◆ **Exercise instructions**: Retype each record shown below, leaving every character as it is.

◆ **Extracted data**:
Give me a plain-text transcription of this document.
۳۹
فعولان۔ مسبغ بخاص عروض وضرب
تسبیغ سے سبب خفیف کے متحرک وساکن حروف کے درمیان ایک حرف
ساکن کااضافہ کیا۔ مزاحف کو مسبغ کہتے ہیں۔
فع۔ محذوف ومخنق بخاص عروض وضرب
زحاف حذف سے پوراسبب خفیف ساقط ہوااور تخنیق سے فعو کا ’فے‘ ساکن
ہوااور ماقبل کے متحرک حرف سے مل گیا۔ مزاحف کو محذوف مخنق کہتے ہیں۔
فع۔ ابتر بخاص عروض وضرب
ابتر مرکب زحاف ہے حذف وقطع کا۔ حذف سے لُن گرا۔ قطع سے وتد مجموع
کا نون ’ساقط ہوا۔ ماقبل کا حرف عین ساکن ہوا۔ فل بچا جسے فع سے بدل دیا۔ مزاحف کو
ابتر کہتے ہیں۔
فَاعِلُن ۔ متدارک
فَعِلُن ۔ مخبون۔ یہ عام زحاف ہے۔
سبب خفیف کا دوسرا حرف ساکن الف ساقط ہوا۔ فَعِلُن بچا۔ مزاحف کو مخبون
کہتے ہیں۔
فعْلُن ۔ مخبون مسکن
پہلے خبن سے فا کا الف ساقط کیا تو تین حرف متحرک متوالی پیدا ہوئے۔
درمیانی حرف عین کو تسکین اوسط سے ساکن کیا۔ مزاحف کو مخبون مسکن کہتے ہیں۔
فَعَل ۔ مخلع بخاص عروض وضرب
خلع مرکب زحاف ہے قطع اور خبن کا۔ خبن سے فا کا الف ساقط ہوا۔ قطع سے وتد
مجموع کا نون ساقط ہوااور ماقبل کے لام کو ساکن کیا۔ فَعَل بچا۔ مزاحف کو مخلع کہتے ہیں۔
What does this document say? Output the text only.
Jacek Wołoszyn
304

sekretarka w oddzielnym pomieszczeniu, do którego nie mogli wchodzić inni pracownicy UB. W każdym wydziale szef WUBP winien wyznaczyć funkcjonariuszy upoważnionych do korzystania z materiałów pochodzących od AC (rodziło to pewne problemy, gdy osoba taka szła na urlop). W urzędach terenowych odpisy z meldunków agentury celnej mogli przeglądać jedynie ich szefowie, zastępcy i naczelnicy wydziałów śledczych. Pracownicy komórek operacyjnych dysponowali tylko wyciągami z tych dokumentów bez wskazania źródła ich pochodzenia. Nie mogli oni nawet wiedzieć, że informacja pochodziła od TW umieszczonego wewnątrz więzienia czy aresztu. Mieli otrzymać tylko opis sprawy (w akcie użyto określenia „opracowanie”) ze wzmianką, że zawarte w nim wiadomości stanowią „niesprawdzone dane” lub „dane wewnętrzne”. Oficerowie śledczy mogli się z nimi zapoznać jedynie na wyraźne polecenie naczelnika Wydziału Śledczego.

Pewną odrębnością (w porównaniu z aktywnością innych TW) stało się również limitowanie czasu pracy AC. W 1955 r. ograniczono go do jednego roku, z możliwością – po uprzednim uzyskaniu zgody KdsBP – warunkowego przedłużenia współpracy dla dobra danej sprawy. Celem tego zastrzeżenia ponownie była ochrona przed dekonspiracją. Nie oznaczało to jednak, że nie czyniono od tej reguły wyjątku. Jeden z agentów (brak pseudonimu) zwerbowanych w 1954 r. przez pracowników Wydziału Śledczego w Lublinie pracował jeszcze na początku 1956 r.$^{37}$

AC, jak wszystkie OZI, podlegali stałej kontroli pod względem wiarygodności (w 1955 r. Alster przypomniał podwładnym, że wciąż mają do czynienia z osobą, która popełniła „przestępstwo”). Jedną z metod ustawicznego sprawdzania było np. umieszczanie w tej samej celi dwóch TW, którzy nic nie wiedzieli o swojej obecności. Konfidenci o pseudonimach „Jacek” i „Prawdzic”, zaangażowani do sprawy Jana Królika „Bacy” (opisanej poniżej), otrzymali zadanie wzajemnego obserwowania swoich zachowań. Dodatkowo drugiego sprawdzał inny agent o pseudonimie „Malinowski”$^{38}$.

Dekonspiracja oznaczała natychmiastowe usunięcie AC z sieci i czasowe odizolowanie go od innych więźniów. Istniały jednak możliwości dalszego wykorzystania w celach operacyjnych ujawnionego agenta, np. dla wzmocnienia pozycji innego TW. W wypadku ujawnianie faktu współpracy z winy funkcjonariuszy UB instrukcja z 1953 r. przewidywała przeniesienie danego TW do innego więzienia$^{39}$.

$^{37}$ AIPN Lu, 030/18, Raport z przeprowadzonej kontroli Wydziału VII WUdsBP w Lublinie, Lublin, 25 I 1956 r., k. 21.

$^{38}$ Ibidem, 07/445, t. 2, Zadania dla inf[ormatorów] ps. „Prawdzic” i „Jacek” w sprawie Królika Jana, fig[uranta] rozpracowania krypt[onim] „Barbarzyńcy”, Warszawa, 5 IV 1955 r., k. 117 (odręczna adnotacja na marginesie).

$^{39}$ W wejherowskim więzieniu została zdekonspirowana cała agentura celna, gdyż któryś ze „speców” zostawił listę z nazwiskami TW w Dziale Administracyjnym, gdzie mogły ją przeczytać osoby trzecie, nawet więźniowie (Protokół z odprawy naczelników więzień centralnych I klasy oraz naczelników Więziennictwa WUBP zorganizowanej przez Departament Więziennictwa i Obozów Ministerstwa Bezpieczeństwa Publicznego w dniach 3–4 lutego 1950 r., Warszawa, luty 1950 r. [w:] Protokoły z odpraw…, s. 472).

◆ **Solved exercise**:
Give me a plain-text transcription of this document.
۳۹
فعولان۔ مسبغ بخاص عروض وضرب
تسبیغ سے سبب خفیف کے متحرک وساکن حروف کے درمیان ایک حرف
ساکن کااضافہ کیا۔ مزاحف کو مسبغ کہتے ہیں۔
فع۔ محذوف ومخنق بخاص عروض وضرب
زحاف حذف سے پوراسبب خفیف ساقط ہوااور تخنیق سے فعو کا ’فے‘ ساکن
ہوااور ماقبل کے متحرک حرف سے مل گیا۔ مزاحف کو محذوف مخنق کہتے ہیں۔
فع۔ ابتر بخاص عروض وضرب
ابتر مرکب زحاف ہے حذف وقطع کا۔ حذف سے لُن گرا۔ قطع سے وتد مجموع
کا نون ’ساقط ہوا۔ ماقبل کا حرف عین ساکن ہوا۔ فل بچا جسے فع سے بدل دیا۔ مزاحف کو
ابتر کہتے ہیں۔
فَاعِلُن ۔ متدارک
فَعِلُن ۔ مخبون۔ یہ عام زحاف ہے۔
سبب خفیف کا دوسرا حرف ساکن الف ساقط ہوا۔ فَعِلُن بچا۔ مزاحف کو مخبون
کہتے ہیں۔
فعْلُن ۔ مخبون مسکن
پہلے خبن سے فا کا الف ساقط کیا تو تین حرف متحرک متوالی پیدا ہوئے۔
درمیانی حرف عین کو تسکین اوسط سے ساکن کیا۔ مزاحف کو مخبون مسکن کہتے ہیں۔
فَعَل ۔ مخلع بخاص عروض وضرب
خلع مرکب زحاف ہے قطع اور خبن کا۔ خبن سے فا کا الف ساقط ہوا۔ قطع سے وتد
مجموع کا نون ساقط ہوااور ماقبل کے لام کو ساکن کیا۔ فَعَل بچا۔ مزاحف کو مخلع کہتے ہیں۔
What does this document say? Output the text only.
Jacek Wołoszyn
304

sekretarka w oddzielnym pomieszczeniu, do którego nie mogli wchodzić inni pracownicy UB. W każdym wydziale szef WUBP winien wyznaczyć funkcjonariuszy upoważnionych do korzystania z materiałów pochodzących od AC (rodziło to pewne problemy, gdy osoba taka szła na urlop). W urzędach terenowych odpisy z meldunków agentury celnej mogli przeglądać jedynie ich szefowie, zastępcy i naczelnicy wydziałów śledczych. Pracownicy komórek operacyjnych dysponowali tylko wyciągami z tych dokumentów bez wskazania źródła ich pochodzenia. Nie mogli oni nawet wiedzieć, że informacja pochodziła od TW umieszczonego wewnątrz więzienia czy aresztu. Mieli otrzymać tylko opis sprawy (w akcie użyto określenia „opracowanie”) ze wzmianką, że zawarte w nim wiadomości stanowią „niesprawdzone dane” lub „dane wewnętrzne”. Oficerowie śledczy mogli się z nimi zapoznać jedynie na wyraźne polecenie naczelnika Wydziału Śledczego.

Pewną odrębnością (w porównaniu z aktywnością innych TW) stało się również limitowanie czasu pracy AC. W 1955 r. ograniczono go do jednego roku, z możliwością – po uprzednim uzyskaniu zgody KdsBP – warunkowego przedłużenia współpracy dla dobra danej sprawy. Celem tego zastrzeżenia ponownie była ochrona przed dekonspiracją. Nie oznaczało to jednak, że nie czyniono od tej reguły wyjątku. Jeden z agentów (brak pseudonimu) zwerbowanych w 1954 r. przez pracowników Wydziału Śledczego w Lublinie pracował jeszcze na początku 1956 r.$^{37}$

AC, jak wszystkie OZI, podlegali stałej kontroli pod względem wiarygodności (w 1955 r. Alster przypomniał podwładnym, że wciąż mają do czynienia z osobą, która popełniła „przestępstwo”). Jedną z metod ustawicznego sprawdzania było np. umieszczanie w tej samej celi dwóch TW, którzy nic nie wiedzieli o swojej obecności. Konfidenci o pseudonimach „Jacek” i „Prawdzic”, zaangażowani do sprawy Jana Królika „Bacy” (opisanej poniżej), otrzymali zadanie wzajemnego obserwowania swoich zachowań. Dodatkowo drugiego sprawdzał inny agent o pseudonimie „Malinowski”$^{38}$.

Dekonspiracja oznaczała natychmiastowe usunięcie AC z sieci i czasowe odizolowanie go od innych więźniów. Istniały jednak możliwości dalszego wykorzystania w celach operacyjnych ujawnionego agenta, np. dla wzmocnienia pozycji innego TW. W wypadku ujawnianie faktu współpracy z winy funkcjonariuszy UB instrukcja z 1953 r. przewidywała przeniesienie danego TW do innego więzienia$^{39}$.

$^{37}$ AIPN Lu, 030/18, Raport z przeprowadzonej kontroli Wydziału VII WUdsBP w Lublinie, Lublin, 25 I 1956 r., k. 21.

$^{38}$ Ibidem, 07/445, t. 2, Zadania dla inf[ormatorów] ps. „Prawdzic” i „Jacek” w sprawie Królika Jana, fig[uranta] rozpracowania krypt[onim] „Barbarzyńcy”, Warszawa, 5 IV 1955 r., k. 117 (odręczna adnotacja na marginesie).

$^{39}$ W wejherowskim więzieniu została zdekonspirowana cała agentura celna, gdyż któryś ze „speców” zostawił listę z nazwiskami TW w Dziale Administracyjnym, gdzie mogły ją przeczytać osoby trzecie, nawet więźniowie (Protokół z odprawy naczelników więzień centralnych I klasy oraz naczelników Więziennictwa WUBP zorganizowanej przez Departament Więziennictwa i Obozów Ministerstwa Bezpieczeństwa Publicznego w dniach 3–4 lutego 1950 r., Warszawa, luty 1950 r. [w:] Protokoły z odpraw…, s. 472).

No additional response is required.